TASK BRIEF: Copy out every line in which the string "Inclusive" occurs.

━━━━━━━━━━

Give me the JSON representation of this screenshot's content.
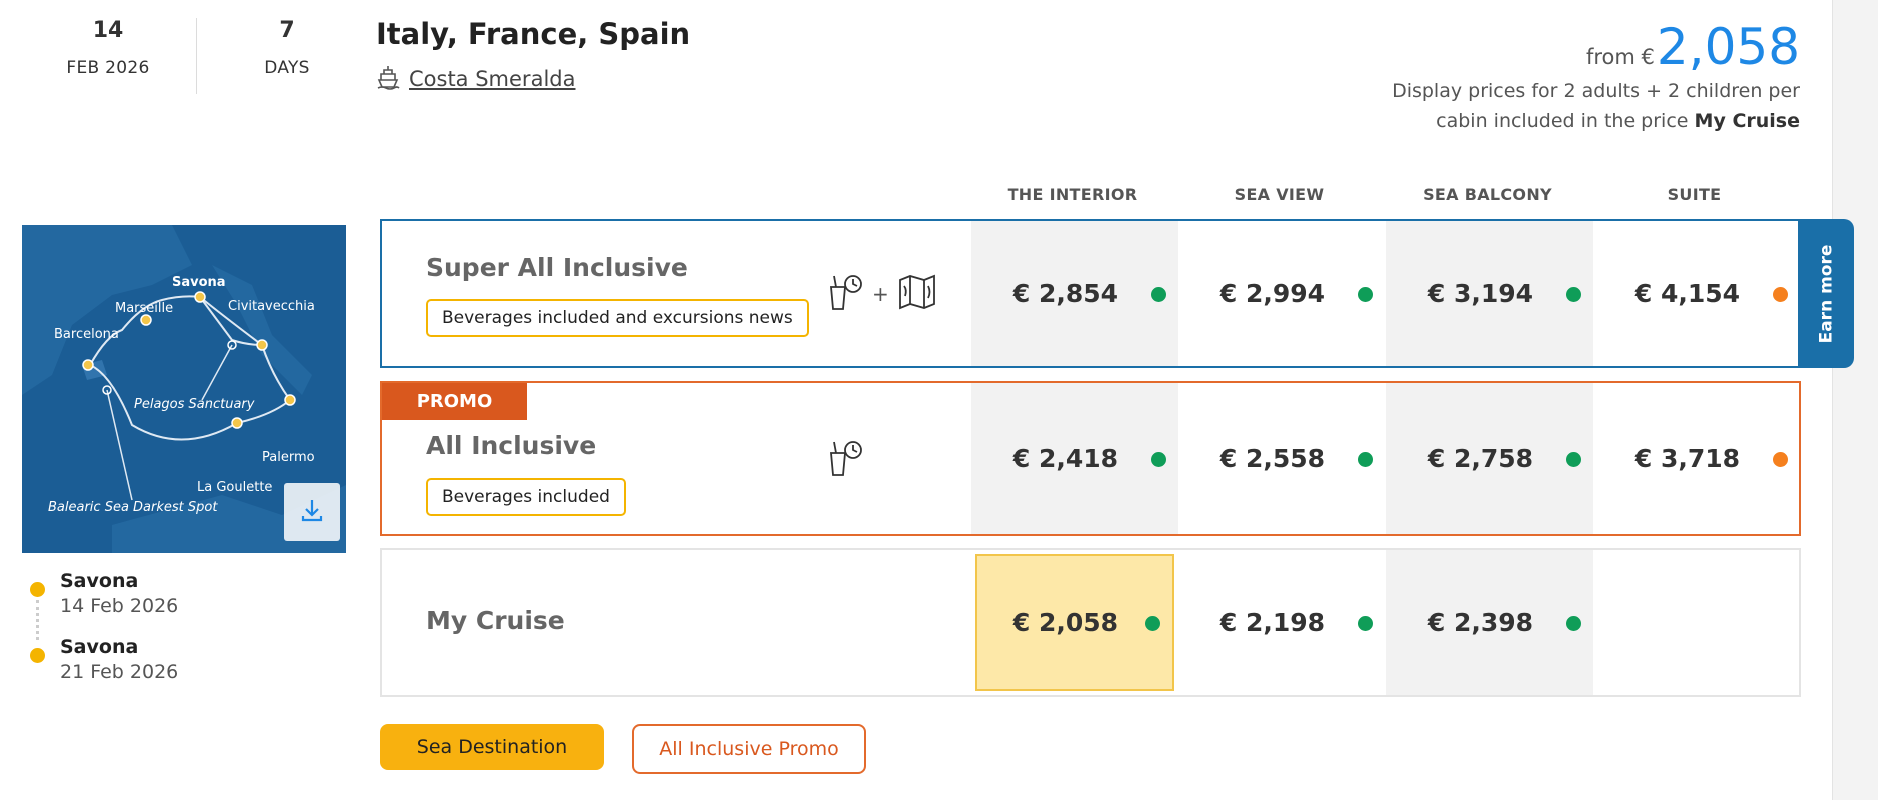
{
  "colors": {
    "accent_blue": "#1e88e5",
    "brand_navy": "#1a6fa8",
    "promo_orange": "#d9581e",
    "tag_yellow": "#f4b400",
    "available_green": "#0f9d58",
    "limited_orange": "#f5801e"
  },
  "header": {
    "departure_day": "14",
    "departure_month": "FEB 2026",
    "duration": "7",
    "duration_unit": "DAYS",
    "title": "Italy, France, Spain",
    "ship_icon": "ship-icon",
    "ship_name": "Costa Smeralda"
  },
  "price_summary": {
    "from_label": "from €",
    "from_price": "2,058",
    "note_text": "Display prices for 2 adults + 2 children per cabin included in the price",
    "note_bold": "My Cruise"
  },
  "columns": [
    "THE INTERIOR",
    "SEA VIEW",
    "SEA BALCONY",
    "SUITE"
  ],
  "map": {
    "labels": {
      "savona": "Savona",
      "marseille": "Marseille",
      "civitavecchia": "Civitavecchia",
      "barcelona": "Barcelona",
      "pelagos": "Pelagos Sanctuary",
      "palermo": "Palermo",
      "goulette": "La Goulette",
      "balearic": "Balearic Sea Darkest Spot"
    },
    "download_icon": "download-icon"
  },
  "itinerary": [
    {
      "port": "Savona",
      "date": "14 Feb 2026"
    },
    {
      "port": "Savona",
      "date": "21 Feb 2026"
    }
  ],
  "packages": {
    "super": {
      "title": "Super All Inclusive",
      "tag": "Beverages included and excursions news",
      "plus": "+",
      "prices": [
        "€ 2,854",
        "€ 2,994",
        "€ 3,194",
        "€ 4,154"
      ],
      "status": [
        "available",
        "available",
        "available",
        "limited"
      ]
    },
    "allinc": {
      "badge": "PROMO",
      "title": "All Inclusive",
      "tag": "Beverages included",
      "prices": [
        "€ 2,418",
        "€ 2,558",
        "€ 2,758",
        "€ 3,718"
      ],
      "status": [
        "available",
        "available",
        "available",
        "limited"
      ]
    },
    "mycruise": {
      "title": "My Cruise",
      "prices": [
        "€ 2,058",
        "€ 2,198",
        "€ 2,398"
      ],
      "status": [
        "available",
        "available",
        "available"
      ]
    }
  },
  "earn_more": "Earn more",
  "filters": {
    "sea_destination": "Sea Destination",
    "all_inclusive_promo": "All Inclusive Promo"
  }
}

━━━━━━━━━━

TASK RESPONSE:
      "title": "Super All Inclusive",
      "title": "All Inclusive",
    "all_inclusive_promo": "All Inclusive Promo"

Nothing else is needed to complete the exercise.